### DIRECTIVE
Starting from the line containing "What does this", write out the rest of the entries exactly, through the final line, including nothing else.

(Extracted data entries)
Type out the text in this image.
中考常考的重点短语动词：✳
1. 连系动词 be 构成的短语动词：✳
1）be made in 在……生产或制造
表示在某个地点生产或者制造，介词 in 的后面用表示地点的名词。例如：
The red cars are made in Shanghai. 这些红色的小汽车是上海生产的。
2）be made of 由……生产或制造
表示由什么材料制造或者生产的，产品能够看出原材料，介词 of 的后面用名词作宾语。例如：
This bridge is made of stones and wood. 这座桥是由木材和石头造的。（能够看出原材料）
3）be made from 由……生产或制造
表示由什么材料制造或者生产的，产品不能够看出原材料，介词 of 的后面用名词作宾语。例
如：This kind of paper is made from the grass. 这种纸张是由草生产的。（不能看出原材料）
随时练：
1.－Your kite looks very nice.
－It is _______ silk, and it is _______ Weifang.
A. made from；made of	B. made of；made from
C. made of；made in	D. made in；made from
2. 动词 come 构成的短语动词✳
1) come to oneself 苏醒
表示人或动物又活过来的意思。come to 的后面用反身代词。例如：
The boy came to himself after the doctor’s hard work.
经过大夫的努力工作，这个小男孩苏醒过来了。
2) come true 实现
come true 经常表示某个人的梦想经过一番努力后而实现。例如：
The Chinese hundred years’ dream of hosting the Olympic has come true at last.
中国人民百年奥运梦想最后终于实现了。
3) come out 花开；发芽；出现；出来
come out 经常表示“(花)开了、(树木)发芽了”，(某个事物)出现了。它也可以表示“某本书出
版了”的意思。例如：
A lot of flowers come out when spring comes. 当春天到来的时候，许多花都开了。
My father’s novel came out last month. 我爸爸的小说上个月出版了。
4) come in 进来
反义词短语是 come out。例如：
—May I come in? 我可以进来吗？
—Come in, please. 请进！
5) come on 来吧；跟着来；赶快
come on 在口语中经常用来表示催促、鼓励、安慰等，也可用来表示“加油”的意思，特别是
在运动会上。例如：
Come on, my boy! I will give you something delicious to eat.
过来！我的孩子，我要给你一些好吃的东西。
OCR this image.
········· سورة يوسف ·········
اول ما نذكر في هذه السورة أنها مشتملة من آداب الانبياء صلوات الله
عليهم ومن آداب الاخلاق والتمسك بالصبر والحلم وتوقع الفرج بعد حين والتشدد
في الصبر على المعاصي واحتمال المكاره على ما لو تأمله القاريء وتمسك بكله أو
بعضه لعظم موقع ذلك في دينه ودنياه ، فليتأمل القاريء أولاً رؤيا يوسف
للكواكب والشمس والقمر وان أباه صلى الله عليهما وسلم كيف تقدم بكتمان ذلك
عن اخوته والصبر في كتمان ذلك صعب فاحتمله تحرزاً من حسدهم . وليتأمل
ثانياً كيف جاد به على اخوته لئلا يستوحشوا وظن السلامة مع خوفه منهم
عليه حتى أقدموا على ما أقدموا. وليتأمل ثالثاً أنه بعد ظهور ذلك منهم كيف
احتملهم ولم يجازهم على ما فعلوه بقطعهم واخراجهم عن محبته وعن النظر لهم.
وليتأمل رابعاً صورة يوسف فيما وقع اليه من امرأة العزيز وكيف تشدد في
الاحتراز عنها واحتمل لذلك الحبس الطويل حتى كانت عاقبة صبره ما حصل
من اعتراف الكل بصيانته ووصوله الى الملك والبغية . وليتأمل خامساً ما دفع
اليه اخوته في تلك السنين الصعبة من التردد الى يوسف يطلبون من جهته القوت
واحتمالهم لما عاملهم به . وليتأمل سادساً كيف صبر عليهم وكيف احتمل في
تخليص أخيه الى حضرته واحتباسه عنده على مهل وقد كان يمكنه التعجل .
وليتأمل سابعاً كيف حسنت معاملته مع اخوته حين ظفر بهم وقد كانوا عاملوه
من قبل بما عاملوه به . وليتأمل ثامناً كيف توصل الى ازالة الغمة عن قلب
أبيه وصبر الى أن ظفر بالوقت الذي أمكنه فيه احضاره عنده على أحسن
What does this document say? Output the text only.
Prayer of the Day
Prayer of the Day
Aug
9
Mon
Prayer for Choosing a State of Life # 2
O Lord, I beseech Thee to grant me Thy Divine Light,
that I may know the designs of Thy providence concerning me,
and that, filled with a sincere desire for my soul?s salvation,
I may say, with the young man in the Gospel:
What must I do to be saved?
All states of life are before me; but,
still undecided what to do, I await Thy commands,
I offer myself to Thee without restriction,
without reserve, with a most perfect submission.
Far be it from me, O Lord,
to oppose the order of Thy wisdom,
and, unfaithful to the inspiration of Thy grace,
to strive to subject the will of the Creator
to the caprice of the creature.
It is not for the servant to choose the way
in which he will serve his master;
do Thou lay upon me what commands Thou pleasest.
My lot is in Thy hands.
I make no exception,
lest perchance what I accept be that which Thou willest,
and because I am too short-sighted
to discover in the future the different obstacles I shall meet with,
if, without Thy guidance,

### SOLUTION TO THIS EXERCISE
What does this document say? Output the text only.
Prayer of the Day
Prayer of the Day
Aug
9
Mon
Prayer for Choosing a State of Life # 2
O Lord, I beseech Thee to grant me Thy Divine Light,
that I may know the designs of Thy providence concerning me,
and that, filled with a sincere desire for my soul?s salvation,
I may say, with the young man in the Gospel:
What must I do to be saved?
All states of life are before me; but,
still undecided what to do, I await Thy commands,
I offer myself to Thee without restriction,
without reserve, with a most perfect submission.
Far be it from me, O Lord,
to oppose the order of Thy wisdom,
and, unfaithful to the inspiration of Thy grace,
to strive to subject the will of the Creator
to the caprice of the creature.
It is not for the servant to choose the way
in which he will serve his master;
do Thou lay upon me what commands Thou pleasest.
My lot is in Thy hands.
I make no exception,
lest perchance what I accept be that which Thou willest,
and because I am too short-sighted
to discover in the future the different obstacles I shall meet with,
if, without Thy guidance,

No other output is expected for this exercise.